**Your instructions**
The answer must be an exact transcription of all the records below.

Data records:
+---+

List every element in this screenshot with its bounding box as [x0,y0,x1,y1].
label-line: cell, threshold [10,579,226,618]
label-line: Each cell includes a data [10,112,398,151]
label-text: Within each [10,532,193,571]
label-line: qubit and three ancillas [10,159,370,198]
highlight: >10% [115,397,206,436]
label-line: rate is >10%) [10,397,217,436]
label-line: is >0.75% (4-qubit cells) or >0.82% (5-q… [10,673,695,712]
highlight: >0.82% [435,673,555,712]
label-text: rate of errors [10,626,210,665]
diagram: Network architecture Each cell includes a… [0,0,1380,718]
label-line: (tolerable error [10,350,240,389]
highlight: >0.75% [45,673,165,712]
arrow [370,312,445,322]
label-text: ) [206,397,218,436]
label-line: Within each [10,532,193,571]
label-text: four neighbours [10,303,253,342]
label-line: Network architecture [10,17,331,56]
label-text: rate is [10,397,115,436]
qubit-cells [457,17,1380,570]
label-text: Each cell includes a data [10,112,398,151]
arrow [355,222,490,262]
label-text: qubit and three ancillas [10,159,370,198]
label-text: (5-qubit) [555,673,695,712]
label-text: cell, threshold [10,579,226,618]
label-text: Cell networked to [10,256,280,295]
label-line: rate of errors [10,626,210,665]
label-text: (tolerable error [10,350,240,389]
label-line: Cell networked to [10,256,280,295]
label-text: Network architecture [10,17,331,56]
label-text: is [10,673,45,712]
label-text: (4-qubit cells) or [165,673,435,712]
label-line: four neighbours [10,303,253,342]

+---+

**Answer space**
List every element in this screenshot with its bounding box as [x0,y0,x1,y1].
label-line: cell, threshold [10,579,226,618]
label-line: Each cell includes a data [10,112,398,151]
label-text: Within each [10,532,193,571]
label-line: qubit and three ancillas [10,159,370,198]
highlight: >10% [115,397,206,436]
label-line: rate is >10%) [10,397,217,436]
label-line: is >0.75% (4-qubit cells) or >0.82% (5-q… [10,673,695,712]
highlight: >0.82% [435,673,555,712]
label-text: rate of errors [10,626,210,665]
diagram: Network architecture Each cell includes a… [0,0,1380,718]
label-line: (tolerable error [10,350,240,389]
highlight: >0.75% [45,673,165,712]
arrow [370,312,445,322]
label-text: ) [206,397,218,436]
label-line: Within each [10,532,193,571]
label-text: four neighbours [10,303,253,342]
label-line: Network architecture [10,17,331,56]
label-text: rate is [10,397,115,436]
qubit-cells [457,17,1380,570]
label-text: Each cell includes a data [10,112,398,151]
arrow [355,222,490,262]
label-text: qubit and three ancillas [10,159,370,198]
label-text: (5-qubit) [555,673,695,712]
label-text: cell, threshold [10,579,226,618]
label-text: Cell networked to [10,256,280,295]
label-line: rate of errors [10,626,210,665]
label-text: (tolerable error [10,350,240,389]
label-line: Cell networked to [10,256,280,295]
label-text: Network architecture [10,17,331,56]
label-text: is [10,673,45,712]
label-text: (4-qubit cells) or [165,673,435,712]
label-line: four neighbours [10,303,253,342]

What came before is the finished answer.